_TASK TO COMPLETE_
Find the lines holding the word "Potentially" and collect them.

Stored records:
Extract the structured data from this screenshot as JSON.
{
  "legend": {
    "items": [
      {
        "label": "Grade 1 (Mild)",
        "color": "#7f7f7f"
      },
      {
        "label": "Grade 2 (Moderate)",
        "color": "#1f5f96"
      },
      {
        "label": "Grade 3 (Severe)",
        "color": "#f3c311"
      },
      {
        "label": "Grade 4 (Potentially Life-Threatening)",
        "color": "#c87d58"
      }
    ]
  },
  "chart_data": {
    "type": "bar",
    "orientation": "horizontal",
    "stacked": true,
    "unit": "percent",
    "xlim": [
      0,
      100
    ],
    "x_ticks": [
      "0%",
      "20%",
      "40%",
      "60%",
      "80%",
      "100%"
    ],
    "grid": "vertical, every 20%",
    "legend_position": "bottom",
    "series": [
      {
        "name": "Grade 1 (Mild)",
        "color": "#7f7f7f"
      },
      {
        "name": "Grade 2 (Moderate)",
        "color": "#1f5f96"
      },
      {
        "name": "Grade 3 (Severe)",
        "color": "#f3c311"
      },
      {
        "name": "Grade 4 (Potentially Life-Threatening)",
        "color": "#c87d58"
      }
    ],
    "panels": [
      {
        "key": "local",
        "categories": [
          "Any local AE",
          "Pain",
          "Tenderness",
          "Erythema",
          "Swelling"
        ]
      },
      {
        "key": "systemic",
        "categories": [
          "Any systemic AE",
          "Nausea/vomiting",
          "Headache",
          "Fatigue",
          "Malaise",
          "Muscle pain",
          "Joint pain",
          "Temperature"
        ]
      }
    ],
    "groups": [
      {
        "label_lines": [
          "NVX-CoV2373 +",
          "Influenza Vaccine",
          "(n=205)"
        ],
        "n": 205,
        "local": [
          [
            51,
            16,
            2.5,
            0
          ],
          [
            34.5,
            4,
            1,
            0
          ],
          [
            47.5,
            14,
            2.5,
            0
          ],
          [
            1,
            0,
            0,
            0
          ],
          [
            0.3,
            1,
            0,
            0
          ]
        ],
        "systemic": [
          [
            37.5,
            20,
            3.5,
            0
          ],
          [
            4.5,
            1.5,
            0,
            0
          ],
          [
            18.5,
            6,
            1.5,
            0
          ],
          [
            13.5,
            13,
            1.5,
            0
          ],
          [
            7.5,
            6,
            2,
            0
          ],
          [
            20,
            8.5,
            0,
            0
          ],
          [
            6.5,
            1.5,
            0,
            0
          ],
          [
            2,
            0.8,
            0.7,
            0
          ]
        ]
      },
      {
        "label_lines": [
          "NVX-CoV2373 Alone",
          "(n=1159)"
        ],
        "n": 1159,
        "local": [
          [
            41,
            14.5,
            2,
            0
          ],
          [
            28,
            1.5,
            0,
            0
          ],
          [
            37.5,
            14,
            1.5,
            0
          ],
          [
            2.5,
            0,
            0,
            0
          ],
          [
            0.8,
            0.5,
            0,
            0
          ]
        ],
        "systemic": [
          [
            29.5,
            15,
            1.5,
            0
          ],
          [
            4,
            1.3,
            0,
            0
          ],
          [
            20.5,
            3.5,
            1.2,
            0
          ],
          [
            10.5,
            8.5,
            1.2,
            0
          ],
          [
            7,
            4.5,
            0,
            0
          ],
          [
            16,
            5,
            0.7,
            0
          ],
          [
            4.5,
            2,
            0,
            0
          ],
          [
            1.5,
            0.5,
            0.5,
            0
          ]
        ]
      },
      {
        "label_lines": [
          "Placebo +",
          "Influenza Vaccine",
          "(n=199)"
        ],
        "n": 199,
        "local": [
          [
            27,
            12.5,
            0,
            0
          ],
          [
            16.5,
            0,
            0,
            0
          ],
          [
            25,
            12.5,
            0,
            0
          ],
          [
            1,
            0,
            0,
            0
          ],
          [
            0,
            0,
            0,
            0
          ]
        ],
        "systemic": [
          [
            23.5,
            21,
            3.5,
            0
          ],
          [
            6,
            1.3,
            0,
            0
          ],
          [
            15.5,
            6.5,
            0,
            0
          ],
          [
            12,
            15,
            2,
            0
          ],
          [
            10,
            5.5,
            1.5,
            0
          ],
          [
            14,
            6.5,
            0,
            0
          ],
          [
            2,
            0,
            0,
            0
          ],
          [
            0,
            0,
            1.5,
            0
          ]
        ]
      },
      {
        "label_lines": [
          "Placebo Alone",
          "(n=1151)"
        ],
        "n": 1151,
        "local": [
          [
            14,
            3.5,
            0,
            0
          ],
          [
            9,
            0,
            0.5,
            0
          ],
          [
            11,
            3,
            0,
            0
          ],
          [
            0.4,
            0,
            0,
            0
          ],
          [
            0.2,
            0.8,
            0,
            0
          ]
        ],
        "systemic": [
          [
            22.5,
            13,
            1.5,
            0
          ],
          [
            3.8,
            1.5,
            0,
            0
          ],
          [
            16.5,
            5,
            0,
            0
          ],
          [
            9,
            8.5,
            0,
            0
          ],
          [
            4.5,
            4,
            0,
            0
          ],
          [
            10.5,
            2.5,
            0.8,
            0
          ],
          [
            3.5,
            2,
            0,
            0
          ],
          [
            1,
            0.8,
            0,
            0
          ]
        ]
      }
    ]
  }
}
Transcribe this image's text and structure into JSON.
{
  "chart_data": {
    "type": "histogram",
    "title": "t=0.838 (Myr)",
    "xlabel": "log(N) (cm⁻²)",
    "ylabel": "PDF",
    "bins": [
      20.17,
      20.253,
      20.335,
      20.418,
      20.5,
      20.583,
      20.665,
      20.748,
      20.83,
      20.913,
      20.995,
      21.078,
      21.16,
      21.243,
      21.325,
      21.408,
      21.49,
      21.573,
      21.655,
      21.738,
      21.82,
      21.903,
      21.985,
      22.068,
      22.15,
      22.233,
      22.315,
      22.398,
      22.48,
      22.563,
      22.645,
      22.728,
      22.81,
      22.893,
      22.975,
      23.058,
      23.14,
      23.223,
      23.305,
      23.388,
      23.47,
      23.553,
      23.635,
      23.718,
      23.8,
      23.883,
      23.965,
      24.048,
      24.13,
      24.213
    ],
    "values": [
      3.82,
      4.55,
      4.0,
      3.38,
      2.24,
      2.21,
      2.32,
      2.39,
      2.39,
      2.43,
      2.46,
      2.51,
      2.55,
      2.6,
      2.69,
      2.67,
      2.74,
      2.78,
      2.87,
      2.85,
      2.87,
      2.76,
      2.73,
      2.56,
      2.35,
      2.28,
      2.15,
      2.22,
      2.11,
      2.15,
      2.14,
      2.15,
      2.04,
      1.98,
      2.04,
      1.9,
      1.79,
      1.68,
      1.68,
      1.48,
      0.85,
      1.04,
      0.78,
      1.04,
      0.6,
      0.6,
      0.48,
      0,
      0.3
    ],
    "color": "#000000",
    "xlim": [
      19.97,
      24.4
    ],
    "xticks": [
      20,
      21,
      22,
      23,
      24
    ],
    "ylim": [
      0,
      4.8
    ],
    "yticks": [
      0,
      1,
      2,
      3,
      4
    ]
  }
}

_EXPECTED ANSWER_
        "label": "Grade 4 (Potentially Life-Threatening)",
        "name": "Grade 4 (Potentially Life-Threatening)",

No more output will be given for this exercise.